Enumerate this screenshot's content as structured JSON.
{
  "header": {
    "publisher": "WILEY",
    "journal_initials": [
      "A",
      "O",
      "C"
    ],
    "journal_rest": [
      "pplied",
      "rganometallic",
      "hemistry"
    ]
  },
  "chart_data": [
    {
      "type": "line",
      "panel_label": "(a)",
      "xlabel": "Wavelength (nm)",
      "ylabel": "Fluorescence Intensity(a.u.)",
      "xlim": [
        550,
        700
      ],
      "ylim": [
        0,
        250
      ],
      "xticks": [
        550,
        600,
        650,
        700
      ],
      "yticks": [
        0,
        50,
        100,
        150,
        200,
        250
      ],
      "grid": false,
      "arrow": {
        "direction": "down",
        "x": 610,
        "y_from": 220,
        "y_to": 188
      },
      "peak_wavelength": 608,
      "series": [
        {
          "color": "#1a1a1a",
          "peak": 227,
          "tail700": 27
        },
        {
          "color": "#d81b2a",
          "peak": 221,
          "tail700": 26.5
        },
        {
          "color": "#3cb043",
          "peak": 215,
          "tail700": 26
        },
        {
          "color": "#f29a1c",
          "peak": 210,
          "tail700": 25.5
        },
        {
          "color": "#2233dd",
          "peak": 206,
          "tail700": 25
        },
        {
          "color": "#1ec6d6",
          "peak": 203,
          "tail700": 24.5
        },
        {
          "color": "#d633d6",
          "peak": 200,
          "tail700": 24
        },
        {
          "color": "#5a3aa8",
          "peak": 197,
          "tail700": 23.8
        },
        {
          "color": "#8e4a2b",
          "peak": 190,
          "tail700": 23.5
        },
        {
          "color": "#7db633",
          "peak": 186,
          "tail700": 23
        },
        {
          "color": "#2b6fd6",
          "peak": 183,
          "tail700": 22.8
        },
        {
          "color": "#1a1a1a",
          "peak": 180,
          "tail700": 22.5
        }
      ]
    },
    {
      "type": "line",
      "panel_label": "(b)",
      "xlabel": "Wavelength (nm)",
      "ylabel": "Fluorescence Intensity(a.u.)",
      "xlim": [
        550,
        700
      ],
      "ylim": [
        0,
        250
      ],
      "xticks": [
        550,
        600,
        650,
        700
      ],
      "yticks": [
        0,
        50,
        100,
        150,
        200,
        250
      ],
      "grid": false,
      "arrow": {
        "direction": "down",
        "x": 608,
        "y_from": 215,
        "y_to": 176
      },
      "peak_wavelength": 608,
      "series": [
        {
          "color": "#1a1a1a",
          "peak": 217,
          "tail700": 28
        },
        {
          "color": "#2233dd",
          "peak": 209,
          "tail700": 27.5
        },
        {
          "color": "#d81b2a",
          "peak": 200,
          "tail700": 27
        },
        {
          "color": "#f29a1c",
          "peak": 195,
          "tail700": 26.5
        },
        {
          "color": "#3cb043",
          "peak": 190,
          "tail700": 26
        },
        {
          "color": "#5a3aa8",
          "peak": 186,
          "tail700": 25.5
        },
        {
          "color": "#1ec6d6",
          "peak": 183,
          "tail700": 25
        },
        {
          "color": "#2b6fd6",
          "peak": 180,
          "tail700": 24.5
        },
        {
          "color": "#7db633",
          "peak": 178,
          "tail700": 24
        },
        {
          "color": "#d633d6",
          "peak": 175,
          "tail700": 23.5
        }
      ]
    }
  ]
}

==================================================

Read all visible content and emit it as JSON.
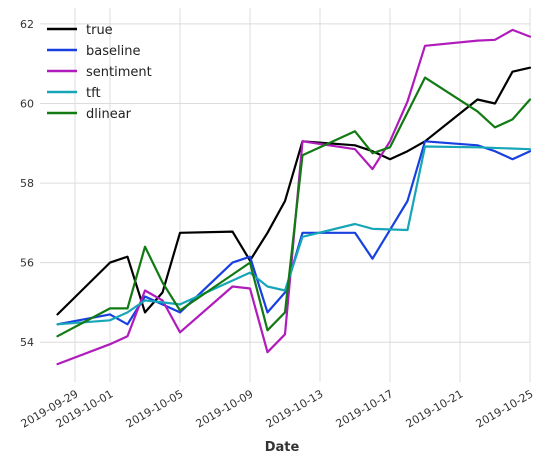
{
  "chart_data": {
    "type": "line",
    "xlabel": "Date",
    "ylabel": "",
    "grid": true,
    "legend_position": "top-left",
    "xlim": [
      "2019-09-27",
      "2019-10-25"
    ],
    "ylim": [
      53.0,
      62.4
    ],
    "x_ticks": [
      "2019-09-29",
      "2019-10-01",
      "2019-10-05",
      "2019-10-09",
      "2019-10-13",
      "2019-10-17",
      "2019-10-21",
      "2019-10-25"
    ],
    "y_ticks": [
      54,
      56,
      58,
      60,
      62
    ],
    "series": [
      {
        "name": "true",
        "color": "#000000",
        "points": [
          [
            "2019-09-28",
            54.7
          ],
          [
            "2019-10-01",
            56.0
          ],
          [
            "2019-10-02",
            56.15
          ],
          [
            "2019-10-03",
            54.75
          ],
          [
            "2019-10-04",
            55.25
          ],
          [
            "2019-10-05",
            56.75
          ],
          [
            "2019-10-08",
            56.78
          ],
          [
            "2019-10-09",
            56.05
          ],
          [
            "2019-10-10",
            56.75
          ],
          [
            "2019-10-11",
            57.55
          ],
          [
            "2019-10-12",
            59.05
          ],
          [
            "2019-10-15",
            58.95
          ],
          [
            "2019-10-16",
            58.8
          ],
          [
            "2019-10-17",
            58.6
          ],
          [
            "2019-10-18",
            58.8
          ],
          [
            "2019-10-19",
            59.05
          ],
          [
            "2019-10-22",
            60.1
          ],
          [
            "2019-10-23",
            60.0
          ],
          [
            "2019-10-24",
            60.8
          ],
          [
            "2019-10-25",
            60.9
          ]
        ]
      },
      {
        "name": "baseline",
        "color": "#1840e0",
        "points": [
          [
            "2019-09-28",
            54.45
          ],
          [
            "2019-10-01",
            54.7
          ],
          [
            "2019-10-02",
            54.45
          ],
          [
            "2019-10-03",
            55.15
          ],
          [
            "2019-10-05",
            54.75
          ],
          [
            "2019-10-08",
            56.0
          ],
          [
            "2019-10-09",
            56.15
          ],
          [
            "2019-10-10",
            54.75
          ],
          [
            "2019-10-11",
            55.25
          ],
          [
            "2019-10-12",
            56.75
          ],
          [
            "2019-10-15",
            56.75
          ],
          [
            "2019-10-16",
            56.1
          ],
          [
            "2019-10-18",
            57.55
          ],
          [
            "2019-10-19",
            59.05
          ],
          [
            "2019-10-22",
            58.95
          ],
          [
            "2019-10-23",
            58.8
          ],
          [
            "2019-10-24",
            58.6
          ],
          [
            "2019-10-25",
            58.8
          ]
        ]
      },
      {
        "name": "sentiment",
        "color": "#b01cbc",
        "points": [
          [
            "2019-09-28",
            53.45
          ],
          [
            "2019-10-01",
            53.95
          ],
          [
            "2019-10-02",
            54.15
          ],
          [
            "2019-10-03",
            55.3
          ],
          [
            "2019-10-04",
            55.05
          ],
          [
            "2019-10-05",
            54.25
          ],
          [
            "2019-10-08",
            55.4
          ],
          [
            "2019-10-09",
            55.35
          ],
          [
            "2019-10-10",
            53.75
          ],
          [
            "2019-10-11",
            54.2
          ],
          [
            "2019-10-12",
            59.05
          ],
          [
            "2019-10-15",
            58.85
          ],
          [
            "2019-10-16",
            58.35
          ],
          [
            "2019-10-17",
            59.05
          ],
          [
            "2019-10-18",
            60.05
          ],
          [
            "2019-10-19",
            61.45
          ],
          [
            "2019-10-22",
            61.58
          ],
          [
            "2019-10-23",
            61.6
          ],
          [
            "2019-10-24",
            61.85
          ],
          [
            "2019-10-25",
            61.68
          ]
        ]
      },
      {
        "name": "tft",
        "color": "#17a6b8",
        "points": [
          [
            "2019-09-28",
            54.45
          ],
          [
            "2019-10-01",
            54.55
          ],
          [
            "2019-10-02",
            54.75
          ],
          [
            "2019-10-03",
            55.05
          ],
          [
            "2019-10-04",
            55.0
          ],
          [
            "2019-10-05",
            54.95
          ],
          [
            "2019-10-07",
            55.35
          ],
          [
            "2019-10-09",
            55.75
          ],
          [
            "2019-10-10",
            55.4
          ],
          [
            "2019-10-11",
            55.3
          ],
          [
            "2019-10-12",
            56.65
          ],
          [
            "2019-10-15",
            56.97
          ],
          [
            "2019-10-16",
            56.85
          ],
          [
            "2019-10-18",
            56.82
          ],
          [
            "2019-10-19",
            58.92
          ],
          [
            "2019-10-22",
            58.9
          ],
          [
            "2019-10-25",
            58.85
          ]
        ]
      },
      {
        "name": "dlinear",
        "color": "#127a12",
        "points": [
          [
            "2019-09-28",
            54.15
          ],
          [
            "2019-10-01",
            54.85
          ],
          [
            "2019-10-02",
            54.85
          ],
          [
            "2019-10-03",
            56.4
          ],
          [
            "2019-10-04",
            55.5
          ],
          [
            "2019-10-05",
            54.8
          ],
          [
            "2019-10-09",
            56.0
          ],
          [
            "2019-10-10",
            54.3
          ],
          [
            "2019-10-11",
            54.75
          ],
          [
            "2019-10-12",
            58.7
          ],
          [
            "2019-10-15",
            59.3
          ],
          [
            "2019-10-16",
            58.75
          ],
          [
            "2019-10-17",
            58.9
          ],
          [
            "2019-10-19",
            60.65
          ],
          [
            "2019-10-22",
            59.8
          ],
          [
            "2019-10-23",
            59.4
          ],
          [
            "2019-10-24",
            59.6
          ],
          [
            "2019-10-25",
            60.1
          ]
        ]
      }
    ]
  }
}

==================================================

**WRITTEN TASK:** Reproduce every line of the listing above in which the string "name" appears.

**FULL ANSWER:**
        "name": "true",
        "name": "baseline",
        "name": "sentiment",
        "name": "tft",
        "name": "dlinear",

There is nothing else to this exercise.